Dataset records:

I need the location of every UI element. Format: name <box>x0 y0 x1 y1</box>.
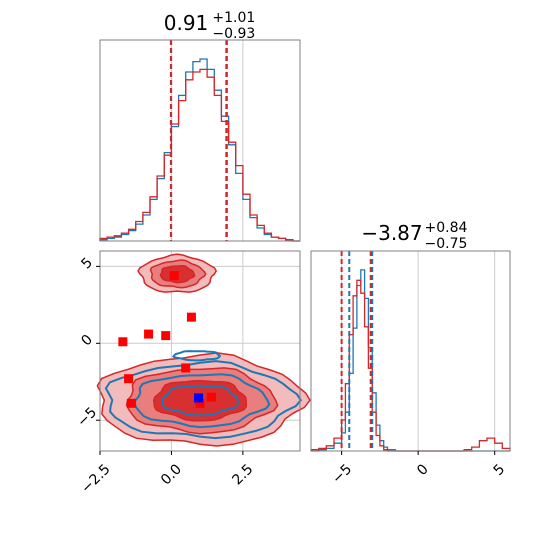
marginal-histogram-param1: 0.91 +1.01−0.93 <box>99 10 301 242</box>
joint-contour-panel: −2.5 0.0 2.5 −5 0 5 <box>74 250 311 497</box>
marker-red-8 <box>206 392 216 402</box>
contour-blue-region0-level2 <box>161 384 239 417</box>
contour-blue-region0-level0 <box>104 360 303 440</box>
histogram-frame-top <box>99 39 301 242</box>
marker-blue <box>194 393 204 403</box>
marker-red-5 <box>124 374 134 384</box>
x-tick-label-2: 2.5 <box>229 461 256 488</box>
joint-frame <box>99 250 301 452</box>
title-param2-plus: +0.84 <box>425 220 468 236</box>
marker-red-4 <box>181 363 191 373</box>
marker-red-0 <box>118 337 128 347</box>
marker-red-9 <box>195 398 205 408</box>
marker-red-2 <box>161 331 171 341</box>
title-param2-value: −3.87 <box>361 221 422 245</box>
marker-red-3 <box>186 312 196 322</box>
title-param1: 0.91 <box>164 11 209 35</box>
y-tick-label-0: −5 <box>74 404 100 430</box>
title-param2: −3.87 <box>361 221 422 245</box>
title-param2-minus: −0.75 <box>425 236 468 252</box>
marker-red-7 <box>169 271 179 281</box>
y-tick-label-2: 5 <box>78 255 96 273</box>
histogram-series-blue <box>99 58 300 242</box>
histogram-series-red <box>310 279 511 452</box>
histogram-frame-right <box>310 250 511 452</box>
marker-red-1 <box>144 329 154 339</box>
title-param1-minus: −0.93 <box>212 26 255 42</box>
marker-red-6 <box>126 398 136 408</box>
marginal-histogram-param2: −3.87 +0.84−0.75 −5 0 5 <box>310 220 511 487</box>
x-tick-label-right-0: −5 <box>329 461 355 487</box>
title-param1-plus: +1.01 <box>212 10 255 26</box>
title-param1-value: 0.91 <box>164 11 209 35</box>
x-tick-label-right-1: 0 <box>414 461 432 479</box>
x-tick-label-right-2: 5 <box>491 461 509 479</box>
x-tick-label-1: 0.0 <box>158 461 185 488</box>
x-tick-label-0: −2.5 <box>78 461 113 496</box>
histogram-series-red <box>99 68 300 242</box>
y-tick-label-1: 0 <box>78 332 96 350</box>
contour-blue-region1-level0 <box>172 350 221 362</box>
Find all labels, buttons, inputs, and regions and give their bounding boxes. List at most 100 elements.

Request: Render every line of the entries above as a JSON list of strings, one string per line, with blank lines dropped and the pictures left out.

Task solution:
[
  "I need the location of every UI element. Format: name <box>x0 y0 x1 y1</box>.",
  "marginal-histogram-param1: 0.91 +1.01−0.93 <box>99 10 301 242</box>",
  "joint-contour-panel: −2.5 0.0 2.5 −5 0 5 <box>74 250 311 497</box>",
  "marker-red-8 <box>206 392 216 402</box>",
  "contour-blue-region0-level2 <box>161 384 239 417</box>",
  "contour-blue-region0-level0 <box>104 360 303 440</box>",
  "histogram-frame-top <box>99 39 301 242</box>",
  "marker-blue <box>194 393 204 403</box>",
  "marker-red-5 <box>124 374 134 384</box>",
  "x-tick-label-2: 2.5 <box>229 461 256 488</box>",
  "joint-frame <box>99 250 301 452</box>",
  "title-param2-plus: +0.84 <box>425 220 468 236</box>",
  "marker-red-4 <box>181 363 191 373</box>",
  "marker-red-0 <box>118 337 128 347</box>",
  "marker-red-9 <box>195 398 205 408</box>",
  "marker-red-2 <box>161 331 171 341</box>",
  "title-param2-value: −3.87 <box>361 221 422 245</box>",
  "marker-red-3 <box>186 312 196 322</box>",
  "title-param1: 0.91 <box>164 11 209 35</box>",
  "y-tick-label-0: −5 <box>74 404 100 430</box>",
  "title-param2: −3.87 <box>361 221 422 245</box>",
  "title-param2-minus: −0.75 <box>425 236 468 252</box>",
  "marker-red-7 <box>169 271 179 281</box>",
  "y-tick-label-2: 5 <box>78 255 96 273</box>",
  "histogram-series-blue <box>99 58 300 242</box>",
  "histogram-series-red <box>310 279 511 452</box>",
  "histogram-frame-right <box>310 250 511 452</box>",
  "marker-red-1 <box>144 329 154 339</box>",
  "title-param1-minus: −0.93 <box>212 26 255 42</box>",
  "marker-red-6 <box>126 398 136 408</box>",
  "marginal-histogram-param2: −3.87 +0.84−0.75 −5 0 5 <box>310 220 511 487</box>",
  "x-tick-label-right-0: −5 <box>329 461 355 487</box>",
  "title-param1-plus: +1.01 <box>212 10 255 26</box>",
  "title-param1-value: 0.91 <box>164 11 209 35</box>",
  "x-tick-label-right-1: 0 <box>414 461 432 479</box>",
  "x-tick-label-right-2: 5 <box>491 461 509 479</box>",
  "x-tick-label-1: 0.0 <box>158 461 185 488</box>",
  "x-tick-label-0: −2.5 <box>78 461 113 496</box>",
  "histogram-series-red <box>99 68 300 242</box>",
  "y-tick-label-1: 0 <box>78 332 96 350</box>",
  "contour-blue-region1-level0 <box>172 350 221 362</box>",
  "Find all labels, buttons, inputs, and regions and give their bounding boxes. List at most 100 elements."
]